## Entries with figure data
○ ○ ○ ○ ○

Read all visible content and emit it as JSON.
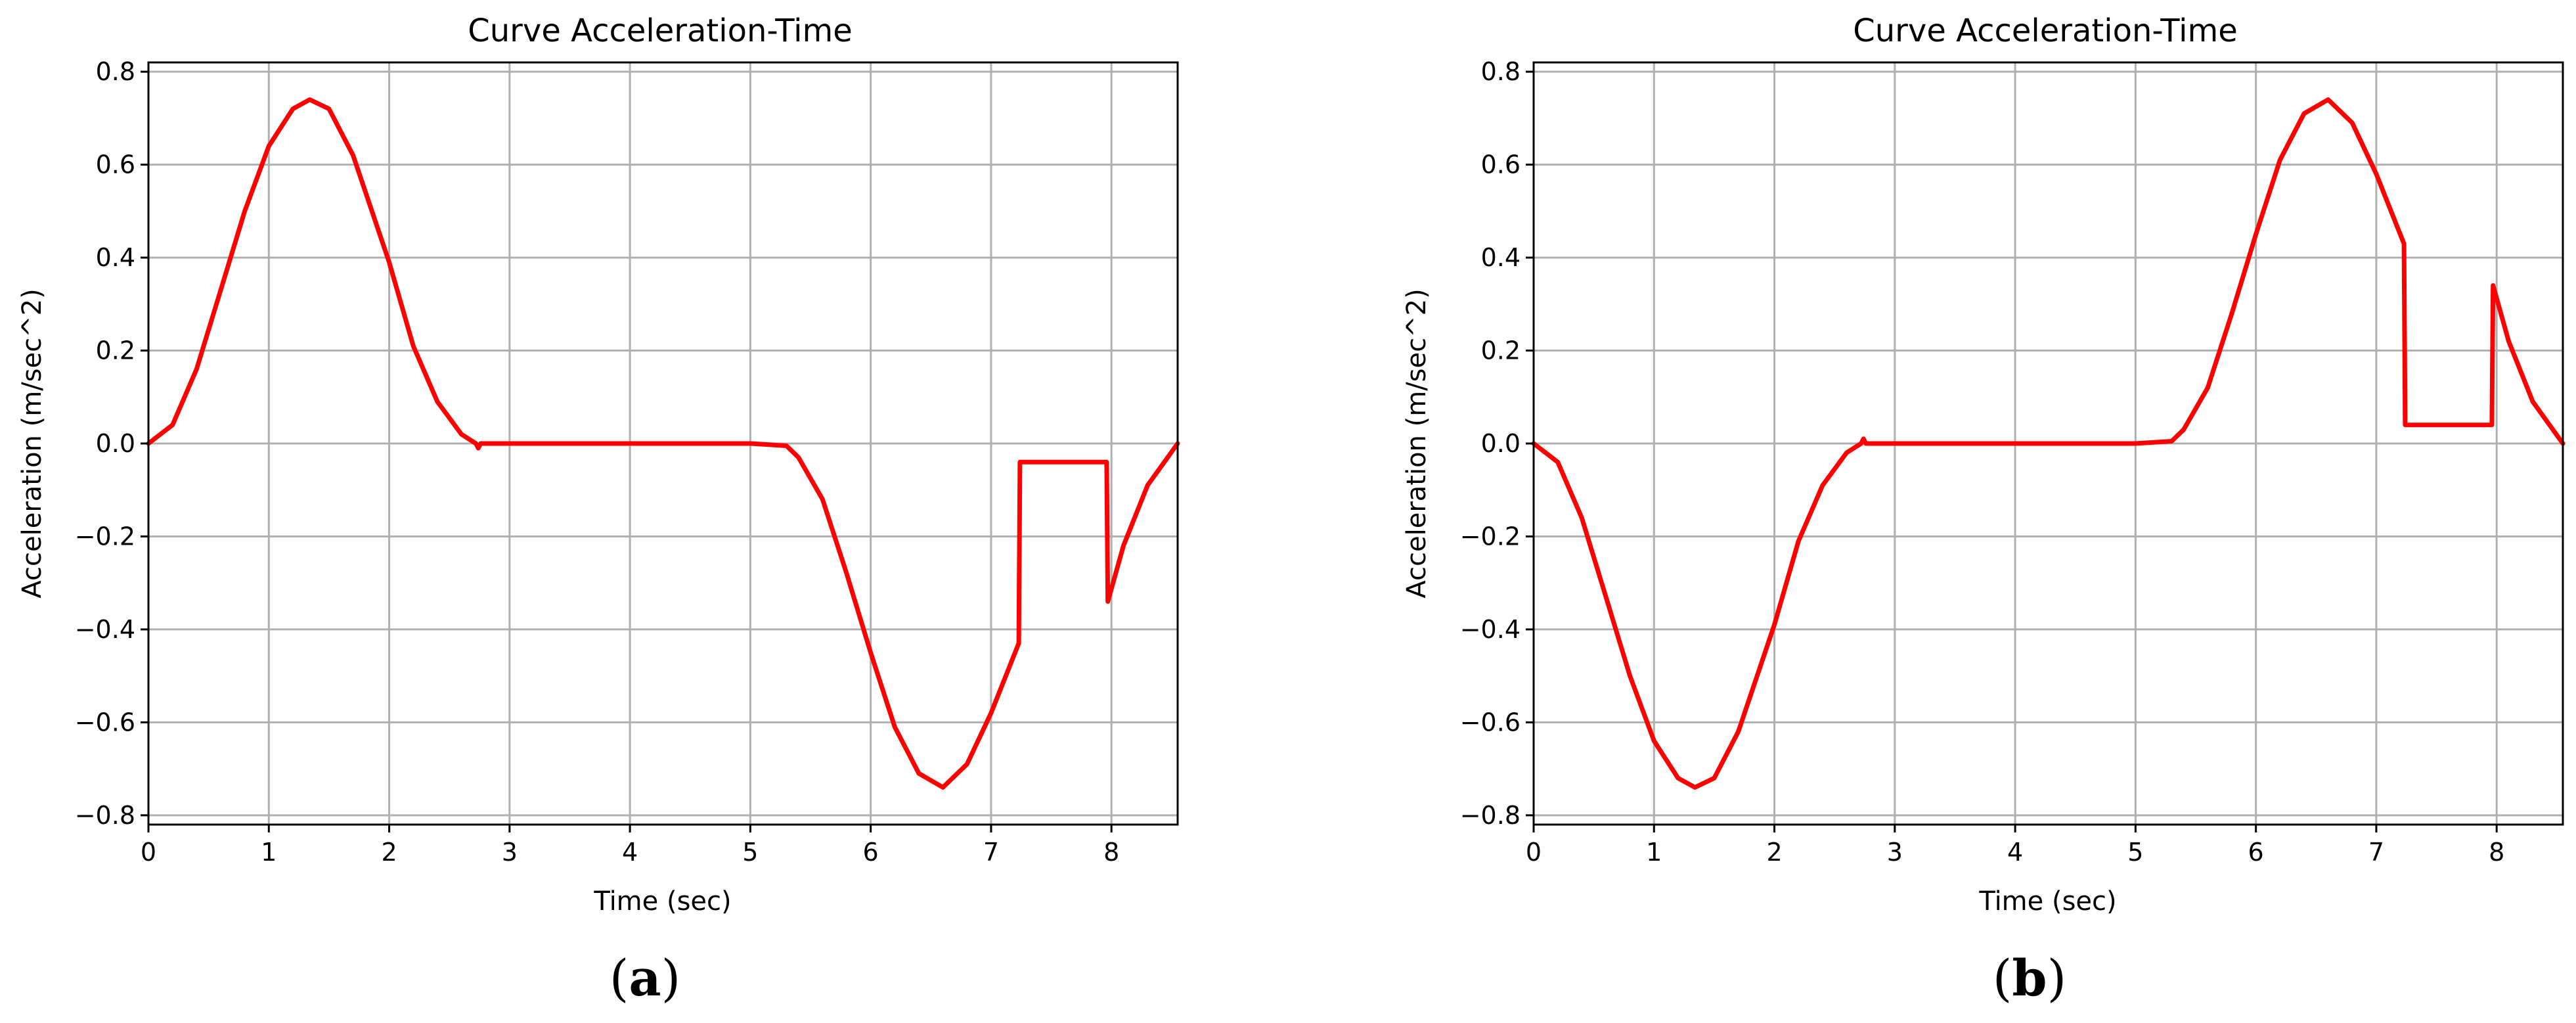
{
  "chart_data": [
    {
      "type": "line",
      "panel_label": "b",
      "title": "Curve Acceleration-Time",
      "xlabel": "Time (sec)",
      "ylabel": "Acceleration (m/sec^2)",
      "xlim": [
        0,
        8.55
      ],
      "ylim": [
        -0.82,
        0.82
      ],
      "xticks": [
        0,
        1,
        2,
        3,
        4,
        5,
        6,
        7,
        8
      ],
      "xtick_labels": [
        "0",
        "1",
        "2",
        "3",
        "4",
        "5",
        "6",
        "7",
        "8"
      ],
      "yticks": [
        -0.8,
        -0.6,
        -0.4,
        -0.2,
        0.0,
        0.2,
        0.4,
        0.6,
        0.8
      ],
      "ytick_labels": [
        "−0.8",
        "−0.6",
        "−0.4",
        "−0.2",
        "0.0",
        "0.2",
        "0.4",
        "0.6",
        "0.8"
      ],
      "grid": true,
      "series": [
        {
          "color": "#ff0000",
          "x": [
            0,
            0.2,
            0.4,
            0.6,
            0.8,
            1.0,
            1.2,
            1.34,
            1.5,
            1.7,
            2.0,
            2.2,
            2.4,
            2.6,
            2.72,
            2.74,
            2.76,
            3.0,
            4.0,
            5.0,
            5.3,
            5.4,
            5.6,
            5.8,
            6.0,
            6.2,
            6.4,
            6.6,
            6.8,
            7.0,
            7.23,
            7.24,
            7.5,
            7.96,
            7.97,
            8.1,
            8.3,
            8.55
          ],
          "y": [
            0,
            0.04,
            0.16,
            0.33,
            0.5,
            0.64,
            0.72,
            0.74,
            0.72,
            0.62,
            0.39,
            0.21,
            0.09,
            0.02,
            0.0,
            -0.01,
            0.0,
            0.0,
            0.0,
            0.0,
            -0.005,
            -0.03,
            -0.12,
            -0.28,
            -0.45,
            -0.61,
            -0.71,
            -0.74,
            -0.69,
            -0.58,
            -0.43,
            -0.04,
            -0.04,
            -0.04,
            -0.34,
            -0.22,
            -0.09,
            0.0
          ]
        }
      ]
    },
    {
      "type": "line",
      "panel_label": "b",
      "title": "Curve Acceleration-Time",
      "xlabel": "Time (sec)",
      "ylabel": "Acceleration (m/sec^2)",
      "xlim": [
        0,
        8.55
      ],
      "ylim": [
        -0.82,
        0.82
      ],
      "xticks": [
        0,
        1,
        2,
        3,
        4,
        5,
        6,
        7,
        8
      ],
      "xtick_labels": [
        "0",
        "1",
        "2",
        "3",
        "4",
        "5",
        "6",
        "7",
        "8"
      ],
      "yticks": [
        -0.8,
        -0.6,
        -0.4,
        -0.2,
        0.0,
        0.2,
        0.4,
        0.6,
        0.8
      ],
      "ytick_labels": [
        "−0.8",
        "−0.6",
        "−0.4",
        "−0.2",
        "0.0",
        "0.2",
        "0.4",
        "0.6",
        "0.8"
      ],
      "grid": true,
      "series": [
        {
          "color": "#ff0000",
          "x": [
            0,
            0.2,
            0.4,
            0.6,
            0.8,
            1.0,
            1.2,
            1.34,
            1.5,
            1.7,
            2.0,
            2.2,
            2.4,
            2.6,
            2.72,
            2.74,
            2.76,
            3.0,
            4.0,
            5.0,
            5.3,
            5.4,
            5.6,
            5.8,
            6.0,
            6.2,
            6.4,
            6.6,
            6.8,
            7.0,
            7.23,
            7.24,
            7.5,
            7.96,
            7.97,
            8.1,
            8.3,
            8.55
          ],
          "y": [
            0,
            -0.04,
            -0.16,
            -0.33,
            -0.5,
            -0.64,
            -0.72,
            -0.74,
            -0.72,
            -0.62,
            -0.39,
            -0.21,
            -0.09,
            -0.02,
            0.0,
            0.01,
            0.0,
            0.0,
            0.0,
            0.0,
            0.005,
            0.03,
            0.12,
            0.28,
            0.45,
            0.61,
            0.71,
            0.74,
            0.69,
            0.58,
            0.43,
            0.04,
            0.04,
            0.04,
            0.34,
            0.22,
            0.09,
            0.0
          ]
        }
      ]
    }
  ],
  "captions": [
    {
      "open": "(",
      "letter": "a",
      "close": ")"
    },
    {
      "open": "(",
      "letter": "b",
      "close": ")"
    }
  ]
}
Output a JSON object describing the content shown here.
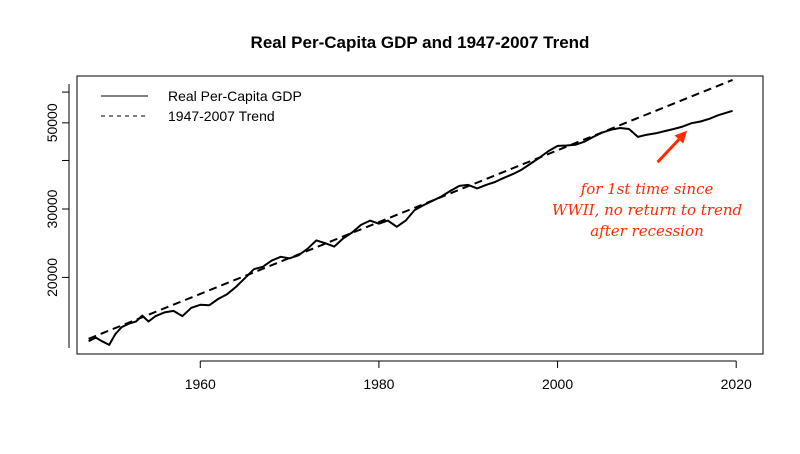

○ ○ ○ ○ ○

## What is being asked
Copy the records exactly as they appear, excluding images.

## Response to the task
Read all visible content and emit it as JSON.
{
  "chart_data": [
    {
      "type": "line",
      "panel_label": "b",
      "title": "Curve Acceleration-Time",
      "xlabel": "Time (sec)",
      "ylabel": "Acceleration (m/sec^2)",
      "xlim": [
        0,
        8.55
      ],
      "ylim": [
        -0.82,
        0.82
      ],
      "xticks": [
        0,
        1,
        2,
        3,
        4,
        5,
        6,
        7,
        8
      ],
      "xtick_labels": [
        "0",
        "1",
        "2",
        "3",
        "4",
        "5",
        "6",
        "7",
        "8"
      ],
      "yticks": [
        -0.8,
        -0.6,
        -0.4,
        -0.2,
        0.0,
        0.2,
        0.4,
        0.6,
        0.8
      ],
      "ytick_labels": [
        "−0.8",
        "−0.6",
        "−0.4",
        "−0.2",
        "0.0",
        "0.2",
        "0.4",
        "0.6",
        "0.8"
      ],
      "grid": true,
      "series": [
        {
          "color": "#ff0000",
          "x": [
            0,
            0.2,
            0.4,
            0.6,
            0.8,
            1.0,
            1.2,
            1.34,
            1.5,
            1.7,
            2.0,
            2.2,
            2.4,
            2.6,
            2.72,
            2.74,
            2.76,
            3.0,
            4.0,
            5.0,
            5.3,
            5.4,
            5.6,
            5.8,
            6.0,
            6.2,
            6.4,
            6.6,
            6.8,
            7.0,
            7.23,
            7.24,
            7.5,
            7.96,
            7.97,
            8.1,
            8.3,
            8.55
          ],
          "y": [
            0,
            0.04,
            0.16,
            0.33,
            0.5,
            0.64,
            0.72,
            0.74,
            0.72,
            0.62,
            0.39,
            0.21,
            0.09,
            0.02,
            0.0,
            -0.01,
            0.0,
            0.0,
            0.0,
            0.0,
            -0.005,
            -0.03,
            -0.12,
            -0.28,
            -0.45,
            -0.61,
            -0.71,
            -0.74,
            -0.69,
            -0.58,
            -0.43,
            -0.04,
            -0.04,
            -0.04,
            -0.34,
            -0.22,
            -0.09,
            0.0
          ]
        }
      ]
    },
    {
      "type": "line",
      "panel_label": "b",
      "title": "Curve Acceleration-Time",
      "xlabel": "Time (sec)",
      "ylabel": "Acceleration (m/sec^2)",
      "xlim": [
        0,
        8.55
      ],
      "ylim": [
        -0.82,
        0.82
      ],
      "xticks": [
        0,
        1,
        2,
        3,
        4,
        5,
        6,
        7,
        8
      ],
      "xtick_labels": [
        "0",
        "1",
        "2",
        "3",
        "4",
        "5",
        "6",
        "7",
        "8"
      ],
      "yticks": [
        -0.8,
        -0.6,
        -0.4,
        -0.2,
        0.0,
        0.2,
        0.4,
        0.6,
        0.8
      ],
      "ytick_labels": [
        "−0.8",
        "−0.6",
        "−0.4",
        "−0.2",
        "0.0",
        "0.2",
        "0.4",
        "0.6",
        "0.8"
      ],
      "grid": true,
      "series": [
        {
          "color": "#ff0000",
          "x": [
            0,
            0.2,
            0.4,
            0.6,
            0.8,
            1.0,
            1.2,
            1.34,
            1.5,
            1.7,
            2.0,
            2.2,
            2.4,
            2.6,
            2.72,
            2.74,
            2.76,
            3.0,
            4.0,
            5.0,
            5.3,
            5.4,
            5.6,
            5.8,
            6.0,
            6.2,
            6.4,
            6.6,
            6.8,
            7.0,
            7.23,
            7.24,
            7.5,
            7.96,
            7.97,
            8.1,
            8.3,
            8.55
          ],
          "y": [
            0,
            -0.04,
            -0.16,
            -0.33,
            -0.5,
            -0.64,
            -0.72,
            -0.74,
            -0.72,
            -0.62,
            -0.39,
            -0.21,
            -0.09,
            -0.02,
            0.0,
            0.01,
            0.0,
            0.0,
            0.0,
            0.0,
            0.005,
            0.03,
            0.12,
            0.28,
            0.45,
            0.61,
            0.71,
            0.74,
            0.69,
            0.58,
            0.43,
            0.04,
            0.04,
            0.04,
            0.34,
            0.22,
            0.09,
            0.0
          ]
        }
      ]
    }
  ],
  "captions": [
    {
      "open": "(",
      "letter": "a",
      "close": ")"
    },
    {
      "open": "(",
      "letter": "b",
      "close": ")"
    }
  ]
}
Output a JSON object describing the content shown here.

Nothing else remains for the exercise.